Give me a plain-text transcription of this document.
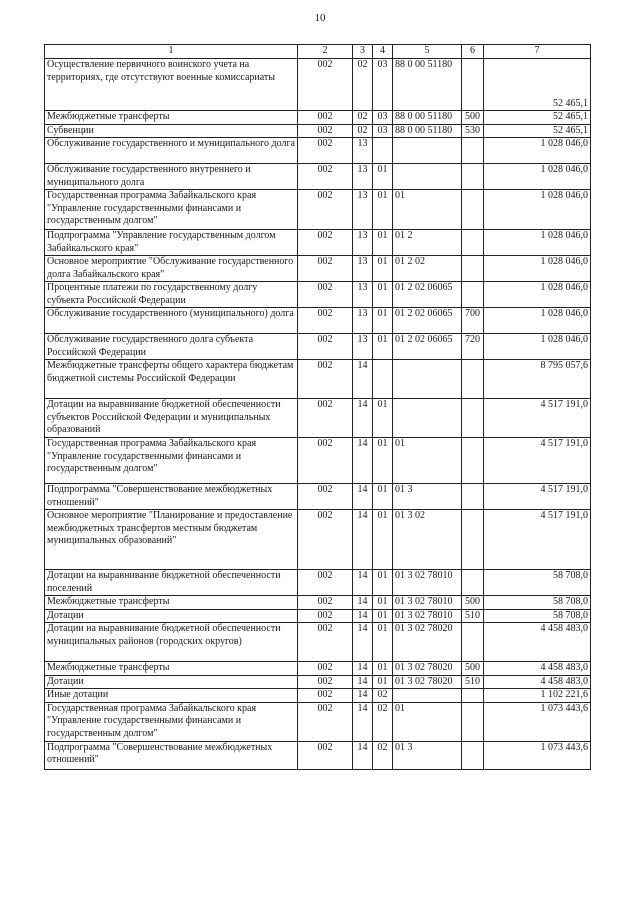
10
1	2	3	4	5	6	7
Осуществление первичного воинского учета на территориях, где отсутствуют военные комиссариаты	002	02	03	88 0 00 51180		52 465,1
Межбюджетные трансферты	002	02	03	88 0 00 51180	500	52 465,1
Субвенции	002	02	03	88 0 00 51180	530	52 465,1
Обслуживание государственного и муниципального долга	002	13				1 028 046,0
Обслуживание государственного внутреннего и муниципального долга	002	13	01			1 028 046,0
Государственная программа Забайкальского края "Управление государственными финансами и государственным долгом"	002	13	01	01		1 028 046,0
Подпрограмма "Управление государственным долгом Забайкальского края"	002	13	01	01 2		1 028 046,0
Основное мероприятие "Обслуживание государственного долга Забайкальского края"	002	13	01	01 2 02		1 028 046,0
Процентные платежи по государственному долгу субъекта Российской Федерации	002	13	01	01 2 02 06065		1 028 046,0
Обслуживание государственного (муниципального) долга	002	13	01	01 2 02 06065	700	1 028 046,0
Обслуживание государственного долга субъекта Российской Федерации	002	13	01	01 2 02 06065	720	1 028 046,0
Межбюджетные трансферты общего характера бюджетам бюджетной системы Российской Федерации	002	14				8 795 057,6
Дотации на выравнивание бюджетной обеспеченности субъектов Российской Федерации и муниципальных образований	002	14	01			4 517 191,0
Государственная программа Забайкальского края "Управление государственными финансами и государственным долгом"	002	14	01	01		4 517 191,0
Подпрограмма "Совершенствование межбюджетных отношений"	002	14	01	01 3		4 517 191,0
Основное мероприятие "Планирование и предоставление межбюджетных трансфертов местным бюджетам муниципальных образований"	002	14	01	01 3 02		4 517 191,0
Дотации на выравнивание бюджетной обеспеченности поселений	002	14	01	01 3 02 78010		58 708,0
Межбюджетные трансферты	002	14	01	01 3 02 78010	500	58 708,0
Дотации	002	14	01	01 3 02 78010	510	58 708,0
Дотации на выравнивание бюджетной обеспеченности муниципальных районов (городских округов)	002	14	01	01 3 02 78020		4 458 483,0
Межбюджетные трансферты	002	14	01	01 3 02 78020	500	4 458 483,0
Дотации	002	14	01	01 3 02 78020	510	4 458 483,0
Иные дотации	002	14	02			1 102 221,6
Государственная программа Забайкальского края "Управление государственными финансами и государственным долгом"	002	14	02	01		1 073 443,6
Подпрограмма "Совершенствование межбюджетных отношений"	002	14	02	01 3		1 073 443,6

• **What is being asked**:
Repeat each entry exactly as it appears; skip any picture.

• **Answer in full**:
Give me a plain-text transcription of this document.
10
1	2	3	4	5	6	7
Осуществление первичного воинского учета на территориях, где отсутствуют военные комиссариаты	002	02	03	88 0 00 51180		52 465,1
Межбюджетные трансферты	002	02	03	88 0 00 51180	500	52 465,1
Субвенции	002	02	03	88 0 00 51180	530	52 465,1
Обслуживание государственного и муниципального долга	002	13				1 028 046,0
Обслуживание государственного внутреннего и муниципального долга	002	13	01			1 028 046,0
Государственная программа Забайкальского края "Управление государственными финансами и государственным долгом"	002	13	01	01		1 028 046,0
Подпрограмма "Управление государственным долгом Забайкальского края"	002	13	01	01 2		1 028 046,0
Основное мероприятие "Обслуживание государственного долга Забайкальского края"	002	13	01	01 2 02		1 028 046,0
Процентные платежи по государственному долгу субъекта Российской Федерации	002	13	01	01 2 02 06065		1 028 046,0
Обслуживание государственного (муниципального) долга	002	13	01	01 2 02 06065	700	1 028 046,0
Обслуживание государственного долга субъекта Российской Федерации	002	13	01	01 2 02 06065	720	1 028 046,0
Межбюджетные трансферты общего характера бюджетам бюджетной системы Российской Федерации	002	14				8 795 057,6
Дотации на выравнивание бюджетной обеспеченности субъектов Российской Федерации и муниципальных образований	002	14	01			4 517 191,0
Государственная программа Забайкальского края "Управление государственными финансами и государственным долгом"	002	14	01	01		4 517 191,0
Подпрограмма "Совершенствование межбюджетных отношений"	002	14	01	01 3		4 517 191,0
Основное мероприятие "Планирование и предоставление межбюджетных трансфертов местным бюджетам муниципальных образований"	002	14	01	01 3 02		4 517 191,0
Дотации на выравнивание бюджетной обеспеченности поселений	002	14	01	01 3 02 78010		58 708,0
Межбюджетные трансферты	002	14	01	01 3 02 78010	500	58 708,0
Дотации	002	14	01	01 3 02 78010	510	58 708,0
Дотации на выравнивание бюджетной обеспеченности муниципальных районов (городских округов)	002	14	01	01 3 02 78020		4 458 483,0
Межбюджетные трансферты	002	14	01	01 3 02 78020	500	4 458 483,0
Дотации	002	14	01	01 3 02 78020	510	4 458 483,0
Иные дотации	002	14	02			1 102 221,6
Государственная программа Забайкальского края "Управление государственными финансами и государственным долгом"	002	14	02	01		1 073 443,6
Подпрограмма "Совершенствование межбюджетных отношений"	002	14	02	01 3		1 073 443,6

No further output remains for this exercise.